--- EXTRACTED TEXT ---
__________
'Could not broadcast dimensions' / mult-class classification

Firstly, I’d like to mention that I am a beginner in Bayesian statistics and PyMC. Please excuse any misunderstandings.

While studying textbooks on Bayesian statistics and machine learning, I came across the MCMC method. As a challenge, I decided to use MCMC to classify the Iris dataset, a standard toy dataset in machine learning, though I’m aware it can also be approached with SVM or other algorithms. This choice was intentional for my future research

I successfully implemented binary classification, but I’m encountering difficulties with multi-class classification (three or more classes).

full source code (Google Colaboratory):

import pymc as pm

with pm.Model() as model:

    # data
    X_data = pm.Data('X_bias', X_train_bias, mutable=False)
    y_data = pm.Data('y', y_train_cat, mutable=False)

    # prior distribution of w
    w = pm.Normal('w', mu=0, sigma=10, shape=(X_train_bias.shape[1], y_train_cat.shape[1]))

    # 
    y = pm.math.dot(X_data, w)
    pred = pm.math.softmax(y)

    # likelihood
    likelihood = pm.Categorical('likelihood', p=pred, observed=y_data)

    # run sampling
    trace = pm.sample()

    # it occurs error, why?

I’ve been attempting to resolve the ‘Could not broadcast dimensions’ error, but despite various efforts, the issue remains unresolved.

This might not be a typical usage of PyMC, but any assistance would be greatly appreciated!

I suggest you call pm.draw on intermediate variables to check their shapes are what you expect. Such as pm.draw(pred).shape.

Note that the categorical imposes that the probabilities be on the last axis. If you have 3 categories and 10 events with distinct probabilites, p should have shape 10,3.
__________
--- LISTING ---
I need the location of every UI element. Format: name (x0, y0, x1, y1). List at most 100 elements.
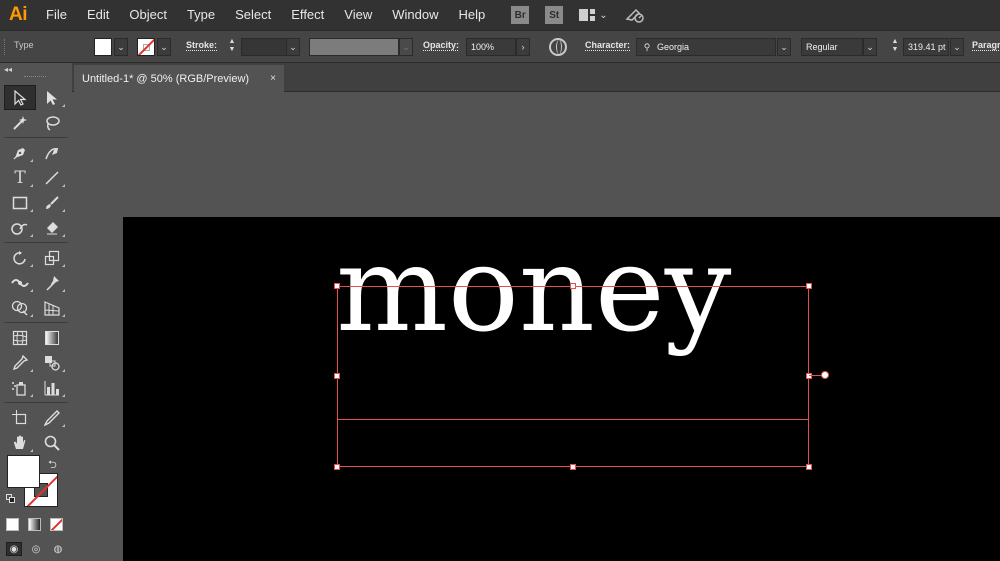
panel-grip[interactable] (24, 76, 46, 79)
shaper-tool-icon[interactable] (4, 215, 36, 240)
rectangle-tool-icon[interactable] (4, 190, 36, 215)
resize-handle-top-left[interactable] (334, 283, 340, 289)
resize-handle-top[interactable] (570, 283, 576, 289)
resize-handle-bottom[interactable] (570, 464, 576, 470)
fill-swatch[interactable] (94, 38, 112, 56)
gradient-mode-icon[interactable] (28, 518, 41, 531)
gradient-tool-icon[interactable] (36, 325, 68, 350)
resize-handle-bottom-right[interactable] (806, 464, 812, 470)
slice-tool-icon[interactable] (36, 405, 68, 430)
artboard-tool-icon[interactable] (4, 405, 36, 430)
menu-bar: Ai File Edit Object Type Select Effect V… (0, 0, 1000, 30)
magic-wand-tool-icon[interactable] (4, 110, 36, 135)
stroke-label[interactable]: Stroke: (186, 40, 217, 50)
perspective-grid-tool-icon[interactable] (36, 295, 68, 320)
menu-object[interactable]: Object (119, 0, 177, 30)
font-size-field[interactable]: 319.41 pt (903, 38, 949, 56)
hand-tool-icon[interactable] (4, 430, 36, 455)
color-mode-row (6, 518, 63, 531)
pen-tool-icon[interactable] (4, 140, 36, 165)
zoom-tool-icon[interactable] (36, 430, 68, 455)
shape-builder-tool-icon[interactable] (4, 295, 36, 320)
opacity-label[interactable]: Opacity: (423, 40, 459, 50)
main-menu: File Edit Object Type Select Effect View… (36, 0, 495, 30)
resize-handle-bottom-left[interactable] (334, 464, 340, 470)
column-graph-tool-icon[interactable] (36, 375, 68, 400)
font-family-dropdown-icon[interactable]: ⌄ (777, 38, 791, 56)
width-tool-icon[interactable] (4, 270, 36, 295)
stroke-weight-field[interactable] (241, 38, 287, 56)
stroke-stepper-icon[interactable]: ▲ ▼ (226, 38, 238, 56)
fill-color-box[interactable] (7, 455, 40, 488)
menu-view[interactable]: View (334, 0, 382, 30)
font-size-stepper-icon[interactable]: ▲ ▼ (889, 38, 901, 56)
variable-width-profile[interactable] (309, 38, 399, 56)
document-tab-bar: Untitled-1* @ 50% (RGB/Preview) × (72, 63, 1000, 92)
workspace-switcher-icon[interactable]: ⌄ (579, 9, 608, 21)
draw-inside-icon[interactable]: ◍ (50, 542, 66, 556)
paintbrush-tool-icon[interactable] (36, 190, 68, 215)
font-size-dropdown-icon[interactable]: ⌄ (950, 38, 964, 56)
stock-icon[interactable]: St (545, 6, 564, 24)
mesh-tool-icon[interactable] (4, 325, 36, 350)
gpu-performance-icon[interactable] (624, 6, 646, 24)
eraser-tool-icon[interactable] (36, 215, 68, 240)
draw-mode-row: ◉ ◎ ◍ (6, 542, 66, 556)
curvature-tool-icon[interactable] (36, 140, 68, 165)
text-widget-handle[interactable] (821, 371, 829, 379)
profile-dropdown-icon[interactable]: ⌄ (399, 38, 413, 56)
character-label[interactable]: Character: (585, 40, 630, 50)
collapse-panel-icon[interactable]: ◂◂ (4, 65, 12, 74)
tools-panel: ◂◂ T ⮌ ◉ ◎ ◍ (0, 63, 72, 561)
search-icon: ⚲ (643, 42, 651, 52)
menu-select[interactable]: Select (225, 0, 281, 30)
app-logo: Ai (9, 4, 28, 25)
blend-tool-icon[interactable] (36, 350, 68, 375)
draw-behind-icon[interactable]: ◎ (28, 542, 44, 556)
close-icon[interactable]: × (262, 73, 284, 84)
stroke-weight-dropdown-icon[interactable]: ⌄ (286, 38, 300, 56)
type-tool-icon[interactable]: T (4, 165, 36, 190)
fill-dropdown-chevron-icon[interactable]: ⌄ (114, 38, 128, 56)
stroke-dropdown-chevron-icon[interactable]: ⌄ (157, 38, 171, 56)
menu-file[interactable]: File (36, 0, 77, 30)
selection-tool-icon[interactable] (4, 85, 36, 110)
eyedropper-tool-icon[interactable] (4, 350, 36, 375)
tool-grid: T (4, 85, 68, 455)
font-family-field[interactable]: ⚲ Georgia (636, 38, 776, 56)
none-mode-icon[interactable] (50, 518, 63, 531)
stroke-swatch[interactable] (137, 38, 155, 56)
resize-handle-top-right[interactable] (806, 283, 812, 289)
direct-selection-tool-icon[interactable] (36, 85, 68, 110)
menu-help[interactable]: Help (448, 0, 495, 30)
resize-handle-right[interactable] (806, 373, 812, 379)
color-mode-icon[interactable] (6, 518, 19, 531)
font-family-value: Georgia (657, 42, 690, 52)
bridge-icon[interactable]: Br (511, 6, 530, 24)
canvas-area[interactable]: money (72, 92, 1000, 561)
document-tab[interactable]: Untitled-1* @ 50% (RGB/Preview) × (74, 65, 284, 92)
context-label: Type (14, 40, 34, 50)
lasso-tool-icon[interactable] (36, 110, 68, 135)
rotate-tool-icon[interactable] (4, 245, 36, 270)
puppet-warp-tool-icon[interactable] (36, 270, 68, 295)
menu-effect[interactable]: Effect (281, 0, 334, 30)
font-style-field[interactable]: Regular (801, 38, 863, 56)
default-fill-stroke-icon[interactable] (6, 494, 15, 503)
panel-grip[interactable] (4, 39, 7, 55)
selection-bounding-box (337, 286, 809, 467)
resize-handle-left[interactable] (334, 373, 340, 379)
recolor-artwork-icon[interactable] (549, 38, 567, 56)
opacity-arrow-icon[interactable]: › (516, 38, 530, 56)
font-style-dropdown-icon[interactable]: ⌄ (863, 38, 877, 56)
line-segment-tool-icon[interactable] (36, 165, 68, 190)
menu-window[interactable]: Window (382, 0, 448, 30)
draw-normal-icon[interactable]: ◉ (6, 542, 22, 556)
artboard[interactable]: money (123, 217, 1000, 561)
menu-edit[interactable]: Edit (77, 0, 119, 30)
menu-type[interactable]: Type (177, 0, 225, 30)
paragraph-label[interactable]: Paragraph (972, 40, 1000, 50)
opacity-field[interactable]: 100% (466, 38, 516, 56)
scale-tool-icon[interactable] (36, 245, 68, 270)
symbol-sprayer-tool-icon[interactable] (4, 375, 36, 400)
__________
--- THE TASKS ---
(A) Extract the part of the PyMC broadcast error thread from "y_data = pm.Data('y', y_train_cat, mutable=False)" to "trace = pm.sample()".
(B) Continue the PyMC broadcast error thread from where it stops.
The material isn't needed here.

--- ANSWERS IN ORDER ---
(A)
y_data = pm.Data('y', y_train_cat, mutable=False)

    # prior distribution of w
    w = pm.Normal('w', mu=0, sigma=10, shape=(X_train_bias.shape[1], y_train_cat.shape[1]))

    # 
    y = pm.math.dot(X_data, w)
    pred = pm.math.softmax(y)

    # likelihood
    likelihood = pm.Categorical('likelihood', p=pred, observed=y_data)

    # run sampling
    trace = pm.sample()

(B)
There is some general discussion about distribution dimensions and tips that you may find useful: Distribution Dimensionality — PyMC 5.10.0 documentation

Thanks a lot! I realized some mistakes there. I’ve fixed.

However, there is still another problem, from the error, it appears that the error occurred because the shapes mismatch.
but when I checked the shapes of ‘pred’ and ‘y_data’ just before this, they were both (150, 3).

What exactly happening?

import pymc as pm

with pm.Model() as model:

    # data
    X_data = pm.Data('X_bias', X_train_bias, mutable=False)
    y_data = pm.Data('y', y_train_cat, mutable=False)

    # prior distribution of w
    w = pm.Normal('w', mu=0, sigma=10, shape=(X_train_bias.shape[1], y_train_cat.shape[1]))

    #
    y = pm.math.dot(X_data,w)
    pred = pm.math.softmax(y,1)
    print('y_data', pm.draw(y_data).shape)
    print('pred',pm.draw(pred).shape)

    # likelihood
    likelihood = pm.Categorical('likelihood', p=pred, observed=y_data)
    print(pm.draw(likelihood))
    
    # run sampling
    # trace = pm.sample()

y_data (150, 3)
pred (150, 3)


ValueError Traceback (most recent call last)
/usr/local/lib/python3.10/dist-packages/pytensor/compile/function/types.py in call(self, *args, **kwargs)
969 outputs = (
→ 970 self.vm()
971 if output_subset is None

20 frames
ValueError: shape mismatch: objects cannot be broadcast to a single shape. Mismatch is between arg 0 with shape (150,) and arg 1 with shape (150, 3).

During handling of the above exception, another exception occurred:

ValueError Traceback (most recent call last)
/usr/local/lib/python3.10/dist-packages/numpy/lib/stride_tricks.py in _broadcast_shape(*args)
420 # use the old-iterator because np.nditer does not handle size 0 arrays
421 # consistently
→ 422 b = np.broadcast(*args[:32])
423 # unfortunately, it cannot handle 32 or more arguments directly
424 for pos in range(32, len(args), 31):

ValueError: shape mismatch: objects cannot be broadcast to a single shape. Mismatch is between arg 0 with shape (150,) and arg 1 with shape (150, 3).
Apply node that caused the error: categorical_rv{0, (1,), int64, True}(RandomGeneratorSharedVariable(<Generator(PCG64) at 0x787CC4302260>), [150 3], 4, Softmax{axis=1}.0)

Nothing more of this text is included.